▶ [WHAT THIS TASK INVOLVES]
Quote the whole listing word for word. Do not include the pictures.

▶ [RECORDS]
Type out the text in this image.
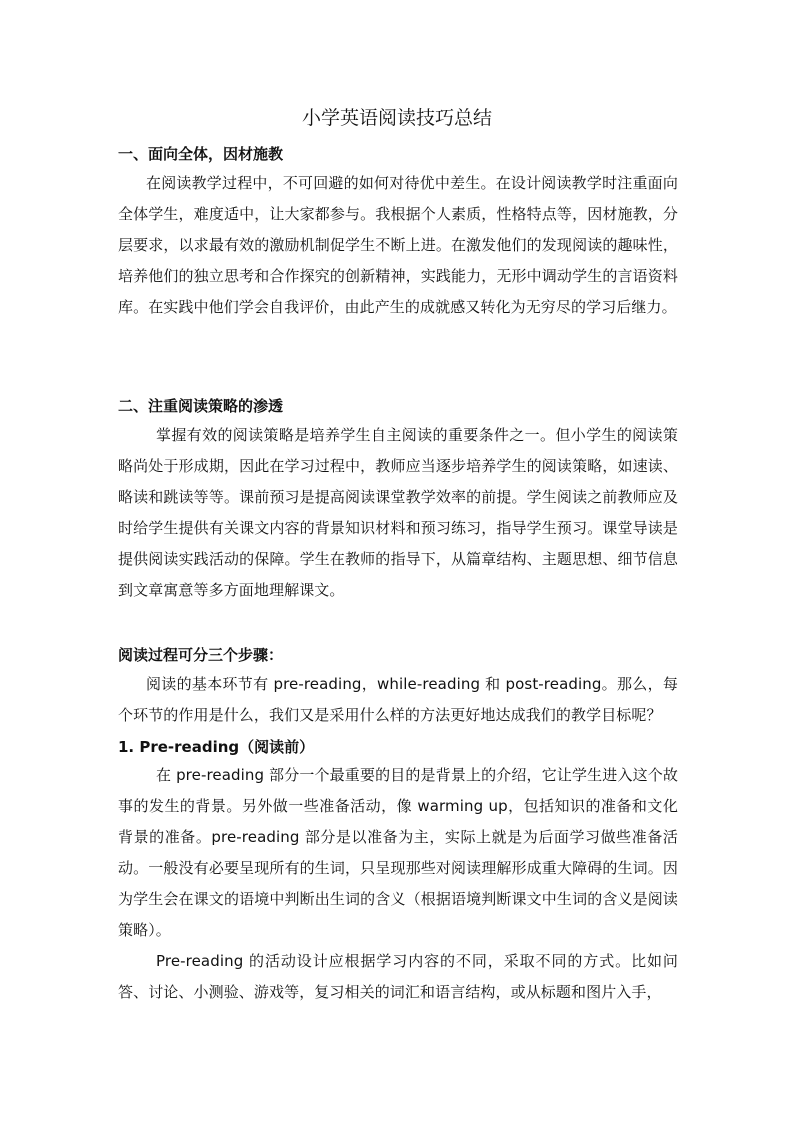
小学英语阅读技巧总结
一、面向全体，因材施教
在阅读教学过程中，不可回避的如何对待优中差生。在设计阅读教学时注重面向全体学生，难度适中，让大家都参与。我根据个人素质，性格特点等，因材施教，分层要求，以求最有效的激励机制促学生不断上进。在激发他们的发现阅读的趣味性，培养他们的独立思考和合作探究的创新精神，实践能力，无形中调动学生的言语资料库。在实践中他们学会自我评价，由此产生的成就感又转化为无穷尽的学习后继力。
二、注重阅读策略的渗透
掌握有效的阅读策略是培养学生自主阅读的重要条件之一。但小学生的阅读策略尚处于形成期，因此在学习过程中，教师应当逐步培养学生的阅读策略，如速读、略读和跳读等等。课前预习是提高阅读课堂教学效率的前提。学生阅读之前教师应及时给学生提供有关课文内容的背景知识材料和预习练习，指导学生预习。课堂导读是提供阅读实践活动的保障。学生在教师的指导下，从篇章结构、主题思想、细节信息到文章寓意等多方面地理解课文。
阅读过程可分三个步骤：
阅读的基本环节有 pre-reading，while-reading 和 post-reading。那么，每个环节的作用是什么，我们又是采用什么样的方法更好地达成我们的教学目标呢？
1. Pre-reading（阅读前）
在 pre-reading 部分一个最重要的目的是背景上的介绍，它让学生进入这个故事的发生的背景。另外做一些准备活动，像 warming up，包括知识的准备和文化背景的准备。pre-reading 部分是以准备为主，实际上就是为后面学习做些准备活动。一般没有必要呈现所有的生词，只呈现那些对阅读理解形成重大障碍的生词。因为学生会在课文的语境中判断出生词的含义（根据语境判断课文中生词的含义是阅读策略）。
Pre-reading 的活动设计应根据学习内容的不同，采取不同的方式。比如问答、讨论、小测验、游戏等，复习相关的词汇和语言结构，或从标题和图片入手，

▶ [SOLUTION TO THE PROBLEM]
Type out the text in this image.
小学英语阅读技巧总结
一、面向全体，因材施教
在阅读教学过程中，不可回避的如何对待优中差生。在设计阅读教学时注重面向全体学生，难度适中，让大家都参与。我根据个人素质，性格特点等，因材施教，分层要求，以求最有效的激励机制促学生不断上进。在激发他们的发现阅读的趣味性，培养他们的独立思考和合作探究的创新精神，实践能力，无形中调动学生的言语资料库。在实践中他们学会自我评价，由此产生的成就感又转化为无穷尽的学习后继力。
二、注重阅读策略的渗透
掌握有效的阅读策略是培养学生自主阅读的重要条件之一。但小学生的阅读策略尚处于形成期，因此在学习过程中，教师应当逐步培养学生的阅读策略，如速读、略读和跳读等等。课前预习是提高阅读课堂教学效率的前提。学生阅读之前教师应及时给学生提供有关课文内容的背景知识材料和预习练习，指导学生预习。课堂导读是提供阅读实践活动的保障。学生在教师的指导下，从篇章结构、主题思想、细节信息到文章寓意等多方面地理解课文。
阅读过程可分三个步骤：
阅读的基本环节有 pre-reading，while-reading 和 post-reading。那么，每个环节的作用是什么，我们又是采用什么样的方法更好地达成我们的教学目标呢？
1. Pre-reading（阅读前）
在 pre-reading 部分一个最重要的目的是背景上的介绍，它让学生进入这个故事的发生的背景。另外做一些准备活动，像 warming up，包括知识的准备和文化背景的准备。pre-reading 部分是以准备为主，实际上就是为后面学习做些准备活动。一般没有必要呈现所有的生词，只呈现那些对阅读理解形成重大障碍的生词。因为学生会在课文的语境中判断出生词的含义（根据语境判断课文中生词的含义是阅读策略）。
Pre-reading 的活动设计应根据学习内容的不同，采取不同的方式。比如问答、讨论、小测验、游戏等，复习相关的词汇和语言结构，或从标题和图片入手，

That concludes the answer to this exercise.